Input for this task:

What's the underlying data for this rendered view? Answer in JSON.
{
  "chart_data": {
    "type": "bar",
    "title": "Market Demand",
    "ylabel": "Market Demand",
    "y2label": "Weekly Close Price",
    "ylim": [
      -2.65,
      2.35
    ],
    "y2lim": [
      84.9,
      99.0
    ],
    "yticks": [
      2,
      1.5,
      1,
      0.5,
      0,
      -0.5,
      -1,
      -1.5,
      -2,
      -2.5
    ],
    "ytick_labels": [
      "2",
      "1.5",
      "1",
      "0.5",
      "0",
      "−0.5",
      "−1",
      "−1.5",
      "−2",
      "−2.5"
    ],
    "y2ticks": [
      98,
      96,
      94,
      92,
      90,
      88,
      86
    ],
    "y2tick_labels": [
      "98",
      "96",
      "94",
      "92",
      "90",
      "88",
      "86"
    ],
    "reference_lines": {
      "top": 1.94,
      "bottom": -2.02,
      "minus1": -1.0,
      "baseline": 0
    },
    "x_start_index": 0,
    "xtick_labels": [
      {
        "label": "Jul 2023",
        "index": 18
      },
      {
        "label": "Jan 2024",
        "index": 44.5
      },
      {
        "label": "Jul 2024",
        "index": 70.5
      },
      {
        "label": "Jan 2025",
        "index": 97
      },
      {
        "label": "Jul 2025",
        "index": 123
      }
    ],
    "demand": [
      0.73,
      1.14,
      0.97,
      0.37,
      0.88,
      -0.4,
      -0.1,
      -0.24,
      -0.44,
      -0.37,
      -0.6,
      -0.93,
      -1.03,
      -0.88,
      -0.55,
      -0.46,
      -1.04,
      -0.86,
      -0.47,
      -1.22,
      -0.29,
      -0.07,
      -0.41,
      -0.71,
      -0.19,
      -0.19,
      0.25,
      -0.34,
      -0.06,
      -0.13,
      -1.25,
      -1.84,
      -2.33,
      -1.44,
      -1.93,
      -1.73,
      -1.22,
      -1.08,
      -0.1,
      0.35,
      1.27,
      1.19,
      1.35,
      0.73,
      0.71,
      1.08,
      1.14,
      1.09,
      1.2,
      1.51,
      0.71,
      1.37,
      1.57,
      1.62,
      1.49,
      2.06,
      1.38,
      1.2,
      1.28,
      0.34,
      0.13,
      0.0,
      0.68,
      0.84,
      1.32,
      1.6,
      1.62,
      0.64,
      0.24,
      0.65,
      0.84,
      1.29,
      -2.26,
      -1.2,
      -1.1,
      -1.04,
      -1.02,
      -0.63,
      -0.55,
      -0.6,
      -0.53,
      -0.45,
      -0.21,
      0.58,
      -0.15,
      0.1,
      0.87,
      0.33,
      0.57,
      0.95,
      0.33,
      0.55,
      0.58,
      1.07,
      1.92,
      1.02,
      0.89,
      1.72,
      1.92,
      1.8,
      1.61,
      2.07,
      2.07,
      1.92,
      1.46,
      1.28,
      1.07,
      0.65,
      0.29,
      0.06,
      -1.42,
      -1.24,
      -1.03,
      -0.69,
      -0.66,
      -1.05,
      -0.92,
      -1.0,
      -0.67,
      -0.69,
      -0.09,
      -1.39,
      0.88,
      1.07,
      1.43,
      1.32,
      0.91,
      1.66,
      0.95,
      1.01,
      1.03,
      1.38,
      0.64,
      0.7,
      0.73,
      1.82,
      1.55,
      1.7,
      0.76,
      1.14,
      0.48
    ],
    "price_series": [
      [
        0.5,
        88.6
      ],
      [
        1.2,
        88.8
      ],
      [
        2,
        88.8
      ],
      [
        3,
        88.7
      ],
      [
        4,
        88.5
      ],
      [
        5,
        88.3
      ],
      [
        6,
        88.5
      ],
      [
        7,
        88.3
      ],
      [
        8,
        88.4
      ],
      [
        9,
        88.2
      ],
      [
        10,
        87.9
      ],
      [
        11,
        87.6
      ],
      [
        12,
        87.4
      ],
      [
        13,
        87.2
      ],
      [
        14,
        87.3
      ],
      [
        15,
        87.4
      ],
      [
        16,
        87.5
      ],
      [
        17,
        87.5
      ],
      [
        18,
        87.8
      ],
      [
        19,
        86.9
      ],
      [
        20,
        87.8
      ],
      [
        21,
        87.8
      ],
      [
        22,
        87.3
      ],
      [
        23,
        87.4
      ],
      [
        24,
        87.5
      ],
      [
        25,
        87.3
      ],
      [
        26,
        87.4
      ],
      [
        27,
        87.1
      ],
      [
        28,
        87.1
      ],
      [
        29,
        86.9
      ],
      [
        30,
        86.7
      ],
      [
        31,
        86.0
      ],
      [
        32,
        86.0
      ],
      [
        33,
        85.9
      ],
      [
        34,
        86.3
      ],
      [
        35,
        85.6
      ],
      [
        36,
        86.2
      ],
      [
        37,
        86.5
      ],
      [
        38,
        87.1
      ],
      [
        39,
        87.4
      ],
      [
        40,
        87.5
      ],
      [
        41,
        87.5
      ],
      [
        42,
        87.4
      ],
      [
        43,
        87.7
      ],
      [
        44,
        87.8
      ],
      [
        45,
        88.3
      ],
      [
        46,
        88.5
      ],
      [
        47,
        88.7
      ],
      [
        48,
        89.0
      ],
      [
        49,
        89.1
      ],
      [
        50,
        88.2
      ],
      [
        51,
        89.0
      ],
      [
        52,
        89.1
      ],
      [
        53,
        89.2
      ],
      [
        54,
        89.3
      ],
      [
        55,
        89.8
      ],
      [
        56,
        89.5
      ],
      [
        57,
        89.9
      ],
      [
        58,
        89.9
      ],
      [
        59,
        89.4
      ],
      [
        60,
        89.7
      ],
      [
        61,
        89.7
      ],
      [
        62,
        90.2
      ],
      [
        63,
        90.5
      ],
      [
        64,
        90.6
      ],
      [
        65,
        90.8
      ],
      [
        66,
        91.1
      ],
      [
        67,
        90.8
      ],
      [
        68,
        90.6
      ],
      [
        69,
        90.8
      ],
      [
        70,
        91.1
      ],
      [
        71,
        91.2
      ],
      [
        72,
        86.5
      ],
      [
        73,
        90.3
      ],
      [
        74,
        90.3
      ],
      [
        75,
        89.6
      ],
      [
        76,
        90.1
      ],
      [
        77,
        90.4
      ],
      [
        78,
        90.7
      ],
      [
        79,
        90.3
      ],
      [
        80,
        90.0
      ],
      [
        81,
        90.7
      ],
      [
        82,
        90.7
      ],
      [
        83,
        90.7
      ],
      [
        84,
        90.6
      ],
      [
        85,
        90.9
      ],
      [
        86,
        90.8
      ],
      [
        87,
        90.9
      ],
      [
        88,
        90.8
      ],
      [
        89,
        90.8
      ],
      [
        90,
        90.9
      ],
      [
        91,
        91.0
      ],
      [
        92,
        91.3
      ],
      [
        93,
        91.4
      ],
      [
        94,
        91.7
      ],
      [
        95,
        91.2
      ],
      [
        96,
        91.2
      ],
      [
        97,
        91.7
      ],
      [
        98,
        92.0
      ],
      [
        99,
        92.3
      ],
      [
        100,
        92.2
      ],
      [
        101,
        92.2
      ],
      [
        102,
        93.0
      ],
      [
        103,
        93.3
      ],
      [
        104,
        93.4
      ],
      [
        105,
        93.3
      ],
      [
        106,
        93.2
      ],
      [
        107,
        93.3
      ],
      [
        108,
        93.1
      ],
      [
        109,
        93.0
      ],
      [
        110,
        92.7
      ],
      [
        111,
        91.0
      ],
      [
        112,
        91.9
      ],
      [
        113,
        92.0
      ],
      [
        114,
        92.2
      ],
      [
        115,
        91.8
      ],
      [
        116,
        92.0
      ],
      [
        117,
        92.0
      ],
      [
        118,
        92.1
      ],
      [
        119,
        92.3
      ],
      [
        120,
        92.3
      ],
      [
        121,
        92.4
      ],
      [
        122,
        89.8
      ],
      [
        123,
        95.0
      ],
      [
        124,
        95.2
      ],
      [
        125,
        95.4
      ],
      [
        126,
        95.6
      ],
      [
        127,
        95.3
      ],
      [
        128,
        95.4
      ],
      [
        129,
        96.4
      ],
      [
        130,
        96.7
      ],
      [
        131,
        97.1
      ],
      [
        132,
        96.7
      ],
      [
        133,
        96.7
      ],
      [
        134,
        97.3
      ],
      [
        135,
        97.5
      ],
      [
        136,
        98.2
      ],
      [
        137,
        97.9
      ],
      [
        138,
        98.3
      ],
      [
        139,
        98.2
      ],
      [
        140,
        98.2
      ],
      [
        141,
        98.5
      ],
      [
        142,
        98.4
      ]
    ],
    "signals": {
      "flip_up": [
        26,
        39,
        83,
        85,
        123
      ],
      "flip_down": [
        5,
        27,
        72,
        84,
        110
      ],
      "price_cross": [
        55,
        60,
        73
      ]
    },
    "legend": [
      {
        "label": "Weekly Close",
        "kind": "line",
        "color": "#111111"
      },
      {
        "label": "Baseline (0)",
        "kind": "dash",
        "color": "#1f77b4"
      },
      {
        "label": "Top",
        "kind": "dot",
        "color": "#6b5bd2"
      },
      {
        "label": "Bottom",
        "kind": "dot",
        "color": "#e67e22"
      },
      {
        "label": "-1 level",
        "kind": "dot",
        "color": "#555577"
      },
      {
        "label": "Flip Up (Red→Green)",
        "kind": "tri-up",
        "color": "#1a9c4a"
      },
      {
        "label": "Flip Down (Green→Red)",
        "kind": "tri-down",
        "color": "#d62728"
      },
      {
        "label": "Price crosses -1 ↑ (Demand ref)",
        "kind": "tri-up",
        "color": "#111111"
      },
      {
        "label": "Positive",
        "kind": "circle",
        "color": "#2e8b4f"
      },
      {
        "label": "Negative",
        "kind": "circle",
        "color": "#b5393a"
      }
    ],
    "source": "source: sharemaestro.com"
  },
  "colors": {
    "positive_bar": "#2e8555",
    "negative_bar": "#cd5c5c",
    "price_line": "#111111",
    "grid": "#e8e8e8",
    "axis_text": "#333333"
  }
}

Direction:
Pull out each line of the records holding the string "Market".

Finished exercise:
    "title": "Market Demand",
    "ylabel": "Market Demand",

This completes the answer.